▶ [Texto de leitura]:
Resenha da obra "A Face Mais Íntima de Deus" de Renold Blank.
RESENHA
Neemias Raimundo
A Face Mais Íntima de Deus
BLANK,
Renold. A face mais íntima de Deus: Elementos-chave da Revelação. São
Paulo: Paulus, 2011. 207 p.
Incisivamente,
Renold Blank nos apresenta o Deus encarnado em Cristo através da faceta que foi
ignorada a partir do século IV a. C. de forma inconsciente pelos cristãos de
todos os tempos, e convenientemente, pelos detentores do poder. A obra “A face
mais íntima de Deus” traz à luz da Bíblia Sagrada, conforto, paz e esperança às
vítimas de quaisquer feitios de legalismo, exclusão, perseguição, violência
etc. e lhes anuncia o Deus bíblico que não quer ser temido, mas anseia por ser
amado. Perpassa por toda a obra, o incômodo do autor pela utilização histórica
dos atributos divinos de onipotência, onisciência, eternidade etc. para
legitimação e garantias mútuas dos poderes políticos e religiosos. Tais
atributos, explícitos por toda a narrativa bíblica, são, na verdade – conforme
Blank – direcionados para “ajudar aqueles que [Deus] ama” (p. 14).
O
Deus bíblico anunciado por Blank, mormente ser absoluto, não se situa ao lado
dos poderosos, mas se posiciona sempre com os fracos e desprotegidos. Não
apresenta fixação por templos luxuosos e, apesar de ter-lhe sido “construído um
ao preço do suor e sofrimento do povo” (p. 20), rejeita todas as formas de
opressão; e, desde o êxodo hebreu no Egito, até os atuais, sofisticados e
desumanos métodos de maximização de lucros, “há uma única resposta religiosa:
Deus é contra!” (p. 26). O ideal divino para o homem de uma vida repleta de
felicidade, foi interpretada como “vida espiritual”; o enfoque social contido
no decálogo, foi substituído por um legalismo mesquinho e perverso; tais
posturas, retratam a forma humana de “calar tal Deus incômodo que assim se
manifestou” (p. 23). Se Deus se posiciona em defesa dos fracos e oprimidos,
questiona Blank, nenhuma instituição que se refere a ele deveria transigir com
nenhuma forma de opressão (p. 5-48).

▶ [Enunciado da tarefa 1]:
Quantas páginas tem o livro analisado na resenha?
▶ [Enunciado da tarefa 2]:
Na resenha, a obra traz conforto, paz e esperança às vítimas de que males? Enumere-os.

▶ [Dados fornecidos]:
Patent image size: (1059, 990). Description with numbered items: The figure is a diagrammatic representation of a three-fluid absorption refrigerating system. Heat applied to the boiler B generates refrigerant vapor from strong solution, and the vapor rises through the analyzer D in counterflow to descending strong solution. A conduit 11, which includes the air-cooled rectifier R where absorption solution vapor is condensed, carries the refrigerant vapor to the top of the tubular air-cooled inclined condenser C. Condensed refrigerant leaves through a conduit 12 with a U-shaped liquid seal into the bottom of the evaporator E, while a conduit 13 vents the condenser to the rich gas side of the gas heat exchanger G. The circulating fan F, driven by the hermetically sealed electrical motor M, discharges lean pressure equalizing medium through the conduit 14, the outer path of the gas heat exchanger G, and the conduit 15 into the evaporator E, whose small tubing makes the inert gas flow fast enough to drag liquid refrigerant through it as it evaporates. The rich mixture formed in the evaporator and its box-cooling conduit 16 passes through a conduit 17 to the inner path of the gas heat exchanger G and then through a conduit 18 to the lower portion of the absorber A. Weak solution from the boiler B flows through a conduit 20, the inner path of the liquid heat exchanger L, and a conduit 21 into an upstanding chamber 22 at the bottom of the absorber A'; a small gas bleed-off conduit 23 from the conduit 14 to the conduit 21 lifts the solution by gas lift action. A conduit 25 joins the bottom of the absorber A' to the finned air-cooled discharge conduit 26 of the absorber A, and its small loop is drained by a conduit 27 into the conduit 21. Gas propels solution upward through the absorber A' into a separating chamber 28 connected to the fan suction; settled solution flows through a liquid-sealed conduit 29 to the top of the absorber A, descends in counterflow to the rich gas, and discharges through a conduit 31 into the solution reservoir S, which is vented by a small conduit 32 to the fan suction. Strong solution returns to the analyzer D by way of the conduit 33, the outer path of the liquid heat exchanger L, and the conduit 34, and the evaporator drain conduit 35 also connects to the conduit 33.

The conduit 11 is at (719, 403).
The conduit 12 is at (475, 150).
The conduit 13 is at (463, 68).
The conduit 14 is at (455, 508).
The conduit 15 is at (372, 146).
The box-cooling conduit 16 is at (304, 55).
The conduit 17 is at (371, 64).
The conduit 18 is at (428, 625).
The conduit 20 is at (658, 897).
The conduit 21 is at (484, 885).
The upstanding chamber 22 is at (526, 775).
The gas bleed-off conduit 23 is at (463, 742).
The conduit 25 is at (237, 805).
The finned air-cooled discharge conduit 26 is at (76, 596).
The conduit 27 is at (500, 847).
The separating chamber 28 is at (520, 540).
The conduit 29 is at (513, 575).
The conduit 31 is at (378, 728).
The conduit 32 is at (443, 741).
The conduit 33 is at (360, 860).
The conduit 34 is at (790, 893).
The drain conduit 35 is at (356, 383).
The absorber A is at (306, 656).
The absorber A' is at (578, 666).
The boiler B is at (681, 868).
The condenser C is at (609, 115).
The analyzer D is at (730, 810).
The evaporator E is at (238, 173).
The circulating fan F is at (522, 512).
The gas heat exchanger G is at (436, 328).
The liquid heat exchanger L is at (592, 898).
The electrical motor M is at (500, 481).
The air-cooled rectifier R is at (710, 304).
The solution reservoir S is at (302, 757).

▶ [Resolução da tarefa 1]:
207 páginas.

▶ [Resolução da tarefa 2]:
Legalismo, exclusão, perseguição e violência.